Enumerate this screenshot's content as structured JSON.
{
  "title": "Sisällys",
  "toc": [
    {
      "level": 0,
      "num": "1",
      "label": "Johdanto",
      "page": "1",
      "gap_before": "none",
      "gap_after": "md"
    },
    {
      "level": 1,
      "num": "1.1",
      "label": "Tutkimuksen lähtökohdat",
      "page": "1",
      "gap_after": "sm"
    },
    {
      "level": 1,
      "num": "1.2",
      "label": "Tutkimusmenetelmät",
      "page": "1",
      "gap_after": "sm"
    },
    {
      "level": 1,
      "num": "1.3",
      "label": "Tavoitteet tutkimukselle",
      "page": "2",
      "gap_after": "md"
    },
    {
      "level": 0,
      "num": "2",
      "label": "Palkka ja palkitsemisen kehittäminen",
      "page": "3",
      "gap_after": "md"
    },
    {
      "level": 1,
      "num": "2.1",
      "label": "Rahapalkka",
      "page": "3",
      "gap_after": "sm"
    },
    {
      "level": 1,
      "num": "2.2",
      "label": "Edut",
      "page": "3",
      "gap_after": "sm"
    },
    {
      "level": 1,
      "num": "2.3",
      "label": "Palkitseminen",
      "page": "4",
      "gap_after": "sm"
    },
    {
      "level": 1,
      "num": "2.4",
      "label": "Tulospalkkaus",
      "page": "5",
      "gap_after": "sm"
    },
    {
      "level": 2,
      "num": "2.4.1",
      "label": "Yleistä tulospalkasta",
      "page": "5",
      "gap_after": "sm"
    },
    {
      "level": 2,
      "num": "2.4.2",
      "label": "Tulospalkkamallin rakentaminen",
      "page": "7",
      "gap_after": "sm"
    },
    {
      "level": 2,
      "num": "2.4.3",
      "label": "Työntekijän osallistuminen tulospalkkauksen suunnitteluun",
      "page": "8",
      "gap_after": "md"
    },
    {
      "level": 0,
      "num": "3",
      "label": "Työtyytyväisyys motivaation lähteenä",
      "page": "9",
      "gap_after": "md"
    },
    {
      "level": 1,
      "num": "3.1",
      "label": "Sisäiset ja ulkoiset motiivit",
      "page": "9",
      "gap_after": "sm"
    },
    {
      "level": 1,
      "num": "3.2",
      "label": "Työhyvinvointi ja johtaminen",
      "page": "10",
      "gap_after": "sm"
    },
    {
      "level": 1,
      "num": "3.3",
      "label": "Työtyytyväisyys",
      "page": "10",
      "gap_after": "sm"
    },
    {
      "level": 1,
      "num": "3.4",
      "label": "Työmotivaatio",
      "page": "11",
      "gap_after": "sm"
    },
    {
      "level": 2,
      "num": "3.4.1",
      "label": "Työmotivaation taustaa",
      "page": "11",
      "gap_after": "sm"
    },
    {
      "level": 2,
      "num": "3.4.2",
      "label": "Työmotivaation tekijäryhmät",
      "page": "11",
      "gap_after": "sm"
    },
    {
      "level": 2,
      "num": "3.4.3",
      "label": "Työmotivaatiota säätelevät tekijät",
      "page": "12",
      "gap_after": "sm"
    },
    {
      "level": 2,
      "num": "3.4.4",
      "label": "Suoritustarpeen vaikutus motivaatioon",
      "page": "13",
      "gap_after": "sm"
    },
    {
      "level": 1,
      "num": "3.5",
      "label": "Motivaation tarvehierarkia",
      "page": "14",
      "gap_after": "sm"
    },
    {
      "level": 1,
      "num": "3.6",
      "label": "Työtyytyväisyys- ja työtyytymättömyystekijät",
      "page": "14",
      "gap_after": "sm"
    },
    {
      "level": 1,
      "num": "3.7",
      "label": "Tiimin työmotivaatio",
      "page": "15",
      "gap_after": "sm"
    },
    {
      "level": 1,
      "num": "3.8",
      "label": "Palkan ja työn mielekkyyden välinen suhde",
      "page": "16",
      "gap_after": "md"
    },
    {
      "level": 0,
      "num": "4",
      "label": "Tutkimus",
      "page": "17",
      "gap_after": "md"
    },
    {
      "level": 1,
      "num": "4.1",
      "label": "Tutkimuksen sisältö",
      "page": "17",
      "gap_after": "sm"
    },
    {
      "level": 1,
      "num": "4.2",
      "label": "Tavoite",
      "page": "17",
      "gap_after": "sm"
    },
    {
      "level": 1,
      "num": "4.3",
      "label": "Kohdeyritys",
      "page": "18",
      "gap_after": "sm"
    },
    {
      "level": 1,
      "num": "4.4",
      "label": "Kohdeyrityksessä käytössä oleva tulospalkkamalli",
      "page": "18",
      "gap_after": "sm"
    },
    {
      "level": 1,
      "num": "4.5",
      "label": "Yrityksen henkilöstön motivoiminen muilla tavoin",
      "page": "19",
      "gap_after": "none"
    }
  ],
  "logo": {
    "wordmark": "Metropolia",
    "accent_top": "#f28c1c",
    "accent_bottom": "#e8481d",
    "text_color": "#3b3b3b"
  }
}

-*-*-

## Job
Copy out the material above in its entirety. Every detail must match.

## Exercise result
Enumerate this screenshot's content as structured JSON.
{
  "title": "Sisällys",
  "toc": [
    {
      "level": 0,
      "num": "1",
      "label": "Johdanto",
      "page": "1",
      "gap_before": "none",
      "gap_after": "md"
    },
    {
      "level": 1,
      "num": "1.1",
      "label": "Tutkimuksen lähtökohdat",
      "page": "1",
      "gap_after": "sm"
    },
    {
      "level": 1,
      "num": "1.2",
      "label": "Tutkimusmenetelmät",
      "page": "1",
      "gap_after": "sm"
    },
    {
      "level": 1,
      "num": "1.3",
      "label": "Tavoitteet tutkimukselle",
      "page": "2",
      "gap_after": "md"
    },
    {
      "level": 0,
      "num": "2",
      "label": "Palkka ja palkitsemisen kehittäminen",
      "page": "3",
      "gap_after": "md"
    },
    {
      "level": 1,
      "num": "2.1",
      "label": "Rahapalkka",
      "page": "3",
      "gap_after": "sm"
    },
    {
      "level": 1,
      "num": "2.2",
      "label": "Edut",
      "page": "3",
      "gap_after": "sm"
    },
    {
      "level": 1,
      "num": "2.3",
      "label": "Palkitseminen",
      "page": "4",
      "gap_after": "sm"
    },
    {
      "level": 1,
      "num": "2.4",
      "label": "Tulospalkkaus",
      "page": "5",
      "gap_after": "sm"
    },
    {
      "level": 2,
      "num": "2.4.1",
      "label": "Yleistä tulospalkasta",
      "page": "5",
      "gap_after": "sm"
    },
    {
      "level": 2,
      "num": "2.4.2",
      "label": "Tulospalkkamallin rakentaminen",
      "page": "7",
      "gap_after": "sm"
    },
    {
      "level": 2,
      "num": "2.4.3",
      "label": "Työntekijän osallistuminen tulospalkkauksen suunnitteluun",
      "page": "8",
      "gap_after": "md"
    },
    {
      "level": 0,
      "num": "3",
      "label": "Työtyytyväisyys motivaation lähteenä",
      "page": "9",
      "gap_after": "md"
    },
    {
      "level": 1,
      "num": "3.1",
      "label": "Sisäiset ja ulkoiset motiivit",
      "page": "9",
      "gap_after": "sm"
    },
    {
      "level": 1,
      "num": "3.2",
      "label": "Työhyvinvointi ja johtaminen",
      "page": "10",
      "gap_after": "sm"
    },
    {
      "level": 1,
      "num": "3.3",
      "label": "Työtyytyväisyys",
      "page": "10",
      "gap_after": "sm"
    },
    {
      "level": 1,
      "num": "3.4",
      "label": "Työmotivaatio",
      "page": "11",
      "gap_after": "sm"
    },
    {
      "level": 2,
      "num": "3.4.1",
      "label": "Työmotivaation taustaa",
      "page": "11",
      "gap_after": "sm"
    },
    {
      "level": 2,
      "num": "3.4.2",
      "label": "Työmotivaation tekijäryhmät",
      "page": "11",
      "gap_after": "sm"
    },
    {
      "level": 2,
      "num": "3.4.3",
      "label": "Työmotivaatiota säätelevät tekijät",
      "page": "12",
      "gap_after": "sm"
    },
    {
      "level": 2,
      "num": "3.4.4",
      "label": "Suoritustarpeen vaikutus motivaatioon",
      "page": "13",
      "gap_after": "sm"
    },
    {
      "level": 1,
      "num": "3.5",
      "label": "Motivaation tarvehierarkia",
      "page": "14",
      "gap_after": "sm"
    },
    {
      "level": 1,
      "num": "3.6",
      "label": "Työtyytyväisyys- ja työtyytymättömyystekijät",
      "page": "14",
      "gap_after": "sm"
    },
    {
      "level": 1,
      "num": "3.7",
      "label": "Tiimin työmotivaatio",
      "page": "15",
      "gap_after": "sm"
    },
    {
      "level": 1,
      "num": "3.8",
      "label": "Palkan ja työn mielekkyyden välinen suhde",
      "page": "16",
      "gap_after": "md"
    },
    {
      "level": 0,
      "num": "4",
      "label": "Tutkimus",
      "page": "17",
      "gap_after": "md"
    },
    {
      "level": 1,
      "num": "4.1",
      "label": "Tutkimuksen sisältö",
      "page": "17",
      "gap_after": "sm"
    },
    {
      "level": 1,
      "num": "4.2",
      "label": "Tavoite",
      "page": "17",
      "gap_after": "sm"
    },
    {
      "level": 1,
      "num": "4.3",
      "label": "Kohdeyritys",
      "page": "18",
      "gap_after": "sm"
    },
    {
      "level": 1,
      "num": "4.4",
      "label": "Kohdeyrityksessä käytössä oleva tulospalkkamalli",
      "page": "18",
      "gap_after": "sm"
    },
    {
      "level": 1,
      "num": "4.5",
      "label": "Yrityksen henkilöstön motivoiminen muilla tavoin",
      "page": "19",
      "gap_after": "none"
    }
  ],
  "logo": {
    "wordmark": "Metropolia",
    "accent_top": "#f28c1c",
    "accent_bottom": "#e8481d",
    "text_color": "#3b3b3b"
  }
}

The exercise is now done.